SET PROBLEM:
In the material below, the lines containing the word "Kunst" are required; copy each of them.

DATA EXCERPTS:
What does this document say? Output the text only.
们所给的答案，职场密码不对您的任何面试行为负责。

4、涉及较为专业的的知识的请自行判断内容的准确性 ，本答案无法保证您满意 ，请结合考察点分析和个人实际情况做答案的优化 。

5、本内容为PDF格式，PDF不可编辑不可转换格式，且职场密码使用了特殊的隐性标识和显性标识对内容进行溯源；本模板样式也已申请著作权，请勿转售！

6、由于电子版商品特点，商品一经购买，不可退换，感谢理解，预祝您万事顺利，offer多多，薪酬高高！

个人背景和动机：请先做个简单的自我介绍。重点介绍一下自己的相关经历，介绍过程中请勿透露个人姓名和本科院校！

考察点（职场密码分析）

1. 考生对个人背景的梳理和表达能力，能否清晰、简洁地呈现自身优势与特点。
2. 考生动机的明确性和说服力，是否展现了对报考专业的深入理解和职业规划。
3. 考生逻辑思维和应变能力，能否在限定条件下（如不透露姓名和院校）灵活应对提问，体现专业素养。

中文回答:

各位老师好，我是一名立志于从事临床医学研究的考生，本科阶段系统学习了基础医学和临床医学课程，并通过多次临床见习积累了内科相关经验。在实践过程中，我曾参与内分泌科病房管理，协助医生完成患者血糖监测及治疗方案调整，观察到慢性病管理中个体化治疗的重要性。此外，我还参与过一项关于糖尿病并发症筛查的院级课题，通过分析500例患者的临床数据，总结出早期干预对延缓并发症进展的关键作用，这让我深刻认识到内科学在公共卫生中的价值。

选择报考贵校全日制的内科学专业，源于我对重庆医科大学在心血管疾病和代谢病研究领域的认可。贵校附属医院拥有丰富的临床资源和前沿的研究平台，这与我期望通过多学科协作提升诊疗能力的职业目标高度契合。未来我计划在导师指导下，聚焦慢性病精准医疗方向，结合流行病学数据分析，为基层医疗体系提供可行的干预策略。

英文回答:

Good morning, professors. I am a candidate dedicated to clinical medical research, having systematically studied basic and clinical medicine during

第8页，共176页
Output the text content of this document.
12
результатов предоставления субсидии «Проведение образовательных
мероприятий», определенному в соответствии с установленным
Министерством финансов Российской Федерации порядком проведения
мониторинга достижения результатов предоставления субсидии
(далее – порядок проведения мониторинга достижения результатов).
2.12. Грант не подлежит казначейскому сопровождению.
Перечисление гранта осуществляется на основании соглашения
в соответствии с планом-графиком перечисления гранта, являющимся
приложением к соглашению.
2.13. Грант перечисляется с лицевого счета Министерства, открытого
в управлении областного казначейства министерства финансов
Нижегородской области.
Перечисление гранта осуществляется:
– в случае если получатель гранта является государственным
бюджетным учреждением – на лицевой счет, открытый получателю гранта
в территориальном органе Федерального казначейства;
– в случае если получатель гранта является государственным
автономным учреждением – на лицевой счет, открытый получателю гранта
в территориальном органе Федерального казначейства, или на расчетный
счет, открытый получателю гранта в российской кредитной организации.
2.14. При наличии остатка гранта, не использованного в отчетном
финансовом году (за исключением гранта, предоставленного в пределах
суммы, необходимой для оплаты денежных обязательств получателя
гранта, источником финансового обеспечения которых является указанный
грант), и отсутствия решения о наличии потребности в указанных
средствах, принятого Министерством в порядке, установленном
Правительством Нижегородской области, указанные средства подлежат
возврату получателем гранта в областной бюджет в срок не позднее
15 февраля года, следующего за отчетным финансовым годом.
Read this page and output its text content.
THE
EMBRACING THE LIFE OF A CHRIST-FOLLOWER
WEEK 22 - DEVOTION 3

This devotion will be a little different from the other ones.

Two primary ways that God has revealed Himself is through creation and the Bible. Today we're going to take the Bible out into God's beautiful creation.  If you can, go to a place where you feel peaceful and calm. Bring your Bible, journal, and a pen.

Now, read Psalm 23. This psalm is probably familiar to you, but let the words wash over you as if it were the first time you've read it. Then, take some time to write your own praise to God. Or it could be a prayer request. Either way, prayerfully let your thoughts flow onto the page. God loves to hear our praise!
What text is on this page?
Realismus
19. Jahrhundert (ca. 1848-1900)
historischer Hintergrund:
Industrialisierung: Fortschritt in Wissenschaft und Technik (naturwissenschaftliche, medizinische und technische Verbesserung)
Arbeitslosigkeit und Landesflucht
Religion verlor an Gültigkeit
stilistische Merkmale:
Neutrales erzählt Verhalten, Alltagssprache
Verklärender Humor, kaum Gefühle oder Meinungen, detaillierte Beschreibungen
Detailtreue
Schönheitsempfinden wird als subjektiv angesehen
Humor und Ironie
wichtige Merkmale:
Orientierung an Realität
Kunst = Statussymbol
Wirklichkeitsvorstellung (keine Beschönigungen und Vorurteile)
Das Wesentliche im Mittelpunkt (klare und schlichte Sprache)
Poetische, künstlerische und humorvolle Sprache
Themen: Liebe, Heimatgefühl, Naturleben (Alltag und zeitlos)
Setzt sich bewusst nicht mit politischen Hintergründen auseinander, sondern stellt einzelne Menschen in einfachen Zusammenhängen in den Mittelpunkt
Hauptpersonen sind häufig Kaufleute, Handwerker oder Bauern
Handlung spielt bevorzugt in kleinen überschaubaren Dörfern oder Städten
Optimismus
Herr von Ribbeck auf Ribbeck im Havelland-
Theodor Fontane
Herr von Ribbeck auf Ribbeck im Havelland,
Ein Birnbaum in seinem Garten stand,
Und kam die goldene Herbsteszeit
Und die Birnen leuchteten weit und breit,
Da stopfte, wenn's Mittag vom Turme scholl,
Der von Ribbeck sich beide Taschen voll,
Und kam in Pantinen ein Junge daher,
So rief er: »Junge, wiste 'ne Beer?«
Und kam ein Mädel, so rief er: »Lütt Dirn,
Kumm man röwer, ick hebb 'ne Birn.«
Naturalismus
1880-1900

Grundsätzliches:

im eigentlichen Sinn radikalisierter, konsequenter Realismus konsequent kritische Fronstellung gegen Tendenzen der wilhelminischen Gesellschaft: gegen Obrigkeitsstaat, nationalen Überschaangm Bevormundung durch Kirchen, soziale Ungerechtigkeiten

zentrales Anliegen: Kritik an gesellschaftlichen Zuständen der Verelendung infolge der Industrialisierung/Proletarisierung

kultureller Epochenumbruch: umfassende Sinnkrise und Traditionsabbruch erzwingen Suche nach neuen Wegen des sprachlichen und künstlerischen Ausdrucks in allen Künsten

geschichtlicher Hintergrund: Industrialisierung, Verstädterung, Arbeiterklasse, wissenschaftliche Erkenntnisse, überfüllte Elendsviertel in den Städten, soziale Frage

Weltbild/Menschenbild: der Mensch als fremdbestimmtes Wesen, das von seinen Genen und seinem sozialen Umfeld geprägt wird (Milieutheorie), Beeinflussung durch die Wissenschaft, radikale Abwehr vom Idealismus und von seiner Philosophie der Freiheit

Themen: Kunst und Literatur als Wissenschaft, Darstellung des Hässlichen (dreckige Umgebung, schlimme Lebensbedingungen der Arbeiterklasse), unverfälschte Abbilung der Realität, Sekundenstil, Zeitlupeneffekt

ANSWER TO THIS EXERCISE:
Kunst = Statussymbol
Themen: Kunst und Literatur als Wissenschaft, Darstellung des Hässlichen (dreckige Umgebung, schlimme Lebensbedingungen der Arbeiterklasse), unverfälschte Abbilung der Realität, Sekundenstil, Zeitlupeneffekt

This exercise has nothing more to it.